Talos are dangerous in any case, but they’ll make short work of your Thousand Sons in close combat much like a dreadnought will. Instead of focusing your anti-tank weapons on the light skimmers, leave those to your Thousand Sons. Have your big guns deal with the Talos.
_
Eldar_ The Eldar are individually rather soft, but a skilled Eldar player can easily make a mess of your army. Fire Dragons are particularly worrisome due to their S8 weapons, and Striking Scorpions will beat up any squad you can throw against them, barring your Terminators or HQ unit.
If you have any anti-psychic hardware, you’re going to annoy your Eldar foe. You’ve got the superior offensive psychic abilities, but the Eldar have some rather powerful buff spells. If you can make it harder for their farseer to cast Guide or Fortune, it’s worthwhile. 
Wraithlords are dangerous no matter who you are, but their S10 close combat attacks are going to turn your Thousand Sons into psychically-receptive goo. Wind of Chaos works well since it wounds the T8 monster on a 4+ and ignores armour. Lascannons are still your best bet, though. 
Harlequins might also present a bit of a challenge, since they’re able to Hit and Run with Furious Assault, much like Screamers of Tzeentch. Bolters will hurt them, but their Holo Suits will keep at least a couple in the fight. You’ll just have to deal with them in close combat and hope they didn’t bring fusion pistols. 

_Imperial Guard_
The Imperial Guard is composed almost entirely of light infantry, which the Thousand Sons excel at fighting. As Space Marines, the Thousand Sons are far superior to the average Guardsman in close combat, and bolters are AP5, making them lethal at 24’’ and closer. Watch the Leman Russ tanks, and make sure you take them out quickly. Make your other priority targets squads with S8 or better heavy weapons. Once you’re in close combat, you should be able to wade through the tide of infantry without too much trouble, so if you don’t have the means to get all the missile launchers and lascannons out of the way, this might be the one instance where a bum rush with Thousand Sons will work. 

_Necrons_
The Necrontyr are similar to the Thousand Sons in that they are able to relentlessly advance and lay down a frightening amount of anti-infantry fire. Despite comparable profiles, the Thousand Sons have the advantage in close combat. There is little in the Necron arsenal beyond the monolith and heavy destroyers which can instant-kill a Thousand Son, so the focus should be on the warriors. Anti-tank fire should go towards downing the higher-toughness Necrons, such as destroyers and heavy destroyers. If there is a C’tan, Wind of Chaos will hurt it, but you might be better off just ignoring it and trying to phase out the lower number of Necrons that are going to be on the table. 

_Orks_
It’s a similar concept to fighting the Imperial Guard. Orks are almost all in 6+ armor, which means that the bolters will do their job quite well. However, Orks are T4, so you won’t get as many per volley as you would if you were shooting guardsmen or Eldar Guardians.

···

> _TO BE DONE_:
Answer these questions using the passage on Thousand Sons tactics:
1. What strength are the Fire Dragons' weapons?
2. What AP value are bolters given?
3. What armor are Orks almost all in?
The rows come from a different source than the passage on Thousand Sons tactics.

···

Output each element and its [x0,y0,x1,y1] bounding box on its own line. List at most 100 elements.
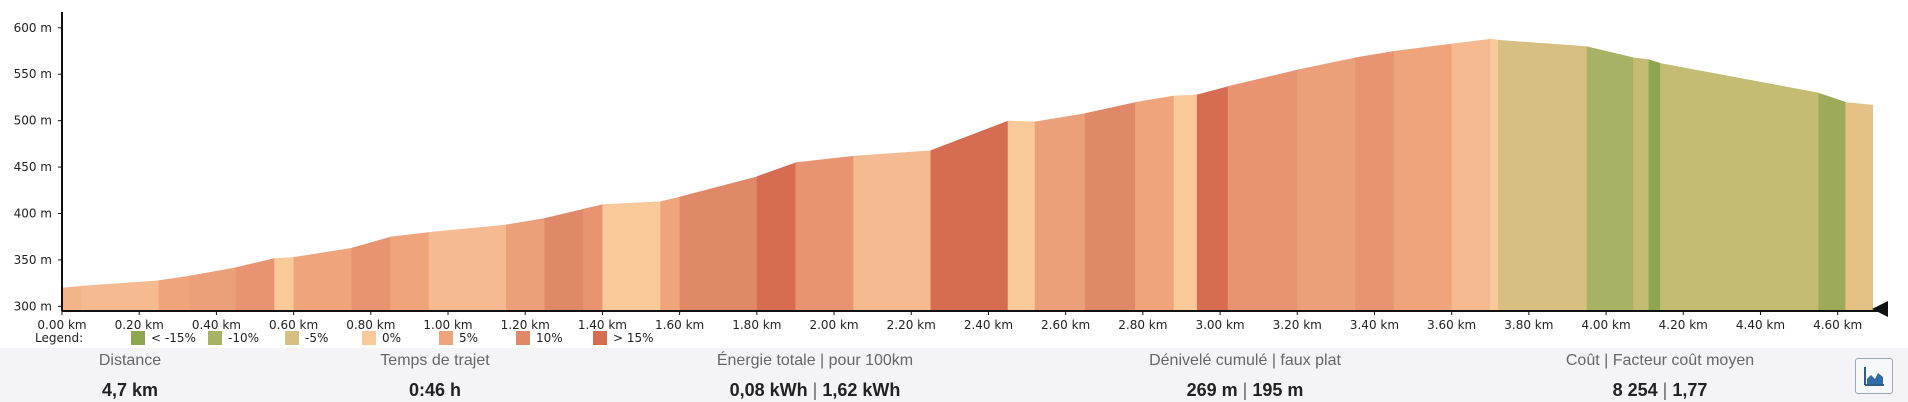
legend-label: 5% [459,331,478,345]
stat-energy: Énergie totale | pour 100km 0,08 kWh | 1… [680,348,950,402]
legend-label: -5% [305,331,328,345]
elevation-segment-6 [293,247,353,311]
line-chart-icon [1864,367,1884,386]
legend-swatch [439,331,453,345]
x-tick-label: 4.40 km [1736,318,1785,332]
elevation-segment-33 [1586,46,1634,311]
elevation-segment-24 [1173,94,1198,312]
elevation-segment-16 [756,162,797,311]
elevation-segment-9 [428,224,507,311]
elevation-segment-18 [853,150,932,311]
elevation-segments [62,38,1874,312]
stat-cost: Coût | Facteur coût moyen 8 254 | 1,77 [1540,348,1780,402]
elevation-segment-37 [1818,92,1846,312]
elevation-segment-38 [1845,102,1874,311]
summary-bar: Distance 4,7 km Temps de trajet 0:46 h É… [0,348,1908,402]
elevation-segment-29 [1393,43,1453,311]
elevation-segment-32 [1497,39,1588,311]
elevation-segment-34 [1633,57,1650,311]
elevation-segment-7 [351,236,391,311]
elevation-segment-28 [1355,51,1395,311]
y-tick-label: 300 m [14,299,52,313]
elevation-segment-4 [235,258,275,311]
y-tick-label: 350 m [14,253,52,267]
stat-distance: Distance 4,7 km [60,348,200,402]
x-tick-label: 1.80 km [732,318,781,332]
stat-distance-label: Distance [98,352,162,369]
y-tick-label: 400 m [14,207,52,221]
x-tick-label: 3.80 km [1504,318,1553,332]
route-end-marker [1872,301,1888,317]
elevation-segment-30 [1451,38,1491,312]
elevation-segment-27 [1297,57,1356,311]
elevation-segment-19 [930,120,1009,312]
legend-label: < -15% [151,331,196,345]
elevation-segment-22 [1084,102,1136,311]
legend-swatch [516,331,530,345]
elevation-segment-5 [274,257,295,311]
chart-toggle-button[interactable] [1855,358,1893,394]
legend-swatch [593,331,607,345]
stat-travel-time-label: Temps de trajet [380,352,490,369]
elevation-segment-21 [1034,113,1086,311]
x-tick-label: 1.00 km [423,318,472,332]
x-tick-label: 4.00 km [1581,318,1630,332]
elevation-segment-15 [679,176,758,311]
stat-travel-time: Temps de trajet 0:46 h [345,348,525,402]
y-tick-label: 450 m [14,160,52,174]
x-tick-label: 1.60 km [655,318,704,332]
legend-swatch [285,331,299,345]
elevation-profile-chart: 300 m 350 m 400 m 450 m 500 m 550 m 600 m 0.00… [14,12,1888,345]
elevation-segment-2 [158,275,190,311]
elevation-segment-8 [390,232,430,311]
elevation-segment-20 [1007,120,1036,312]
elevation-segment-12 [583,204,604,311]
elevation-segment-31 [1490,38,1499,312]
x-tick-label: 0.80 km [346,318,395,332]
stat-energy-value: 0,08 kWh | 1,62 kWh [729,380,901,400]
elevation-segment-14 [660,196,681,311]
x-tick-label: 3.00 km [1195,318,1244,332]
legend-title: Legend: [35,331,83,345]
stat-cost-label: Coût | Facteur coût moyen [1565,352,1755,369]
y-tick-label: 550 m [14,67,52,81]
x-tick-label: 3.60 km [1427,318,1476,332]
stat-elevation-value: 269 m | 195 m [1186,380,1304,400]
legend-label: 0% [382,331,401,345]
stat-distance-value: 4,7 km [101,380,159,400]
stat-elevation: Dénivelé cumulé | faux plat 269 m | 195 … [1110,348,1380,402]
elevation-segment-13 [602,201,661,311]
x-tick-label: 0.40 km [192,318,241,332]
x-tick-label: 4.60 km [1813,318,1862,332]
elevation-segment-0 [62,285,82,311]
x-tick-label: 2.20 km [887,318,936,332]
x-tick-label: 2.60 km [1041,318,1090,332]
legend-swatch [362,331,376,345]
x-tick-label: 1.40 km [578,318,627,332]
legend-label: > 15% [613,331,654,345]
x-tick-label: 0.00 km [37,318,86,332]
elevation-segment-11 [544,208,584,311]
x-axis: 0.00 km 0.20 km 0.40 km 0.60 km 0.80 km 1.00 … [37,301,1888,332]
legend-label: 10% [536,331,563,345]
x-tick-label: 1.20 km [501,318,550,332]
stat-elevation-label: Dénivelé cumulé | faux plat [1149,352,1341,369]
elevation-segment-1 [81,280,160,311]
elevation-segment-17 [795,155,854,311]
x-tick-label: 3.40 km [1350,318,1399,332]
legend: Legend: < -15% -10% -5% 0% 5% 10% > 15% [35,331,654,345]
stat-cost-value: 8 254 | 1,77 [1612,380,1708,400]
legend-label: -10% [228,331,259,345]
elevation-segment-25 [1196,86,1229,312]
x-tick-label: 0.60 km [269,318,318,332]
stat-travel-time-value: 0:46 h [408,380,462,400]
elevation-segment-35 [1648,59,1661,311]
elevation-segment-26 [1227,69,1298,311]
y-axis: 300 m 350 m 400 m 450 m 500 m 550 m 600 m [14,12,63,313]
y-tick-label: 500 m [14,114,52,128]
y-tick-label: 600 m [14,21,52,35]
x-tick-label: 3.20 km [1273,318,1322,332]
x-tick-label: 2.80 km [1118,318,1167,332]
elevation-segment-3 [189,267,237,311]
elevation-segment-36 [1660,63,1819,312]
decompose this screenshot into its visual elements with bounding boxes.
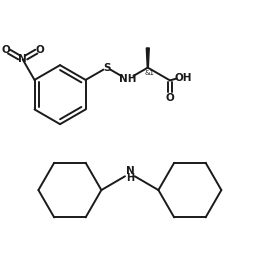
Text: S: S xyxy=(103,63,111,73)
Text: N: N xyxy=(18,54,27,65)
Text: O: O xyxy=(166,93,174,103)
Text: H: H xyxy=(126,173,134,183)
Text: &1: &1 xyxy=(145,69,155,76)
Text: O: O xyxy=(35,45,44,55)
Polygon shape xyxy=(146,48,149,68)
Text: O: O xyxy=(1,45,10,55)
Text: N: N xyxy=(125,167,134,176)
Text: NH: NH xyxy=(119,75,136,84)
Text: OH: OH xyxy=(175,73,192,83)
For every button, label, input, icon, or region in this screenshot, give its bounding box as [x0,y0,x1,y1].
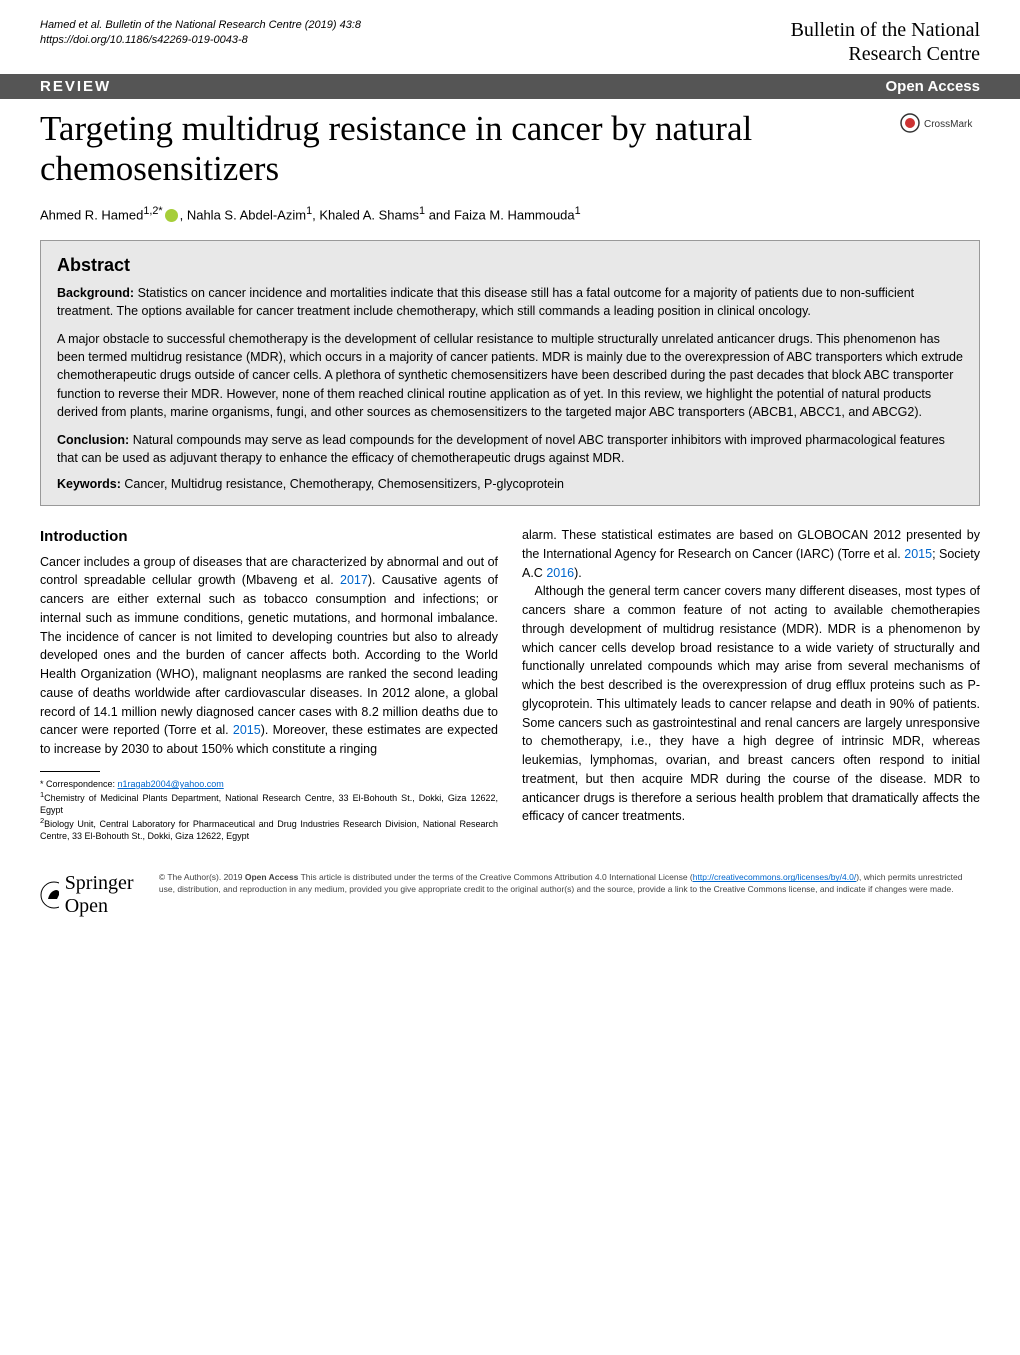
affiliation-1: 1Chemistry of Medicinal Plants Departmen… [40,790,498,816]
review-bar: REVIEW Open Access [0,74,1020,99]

···

> _OUTPUT_:
1. S8
2. AP5
3. 6+ armor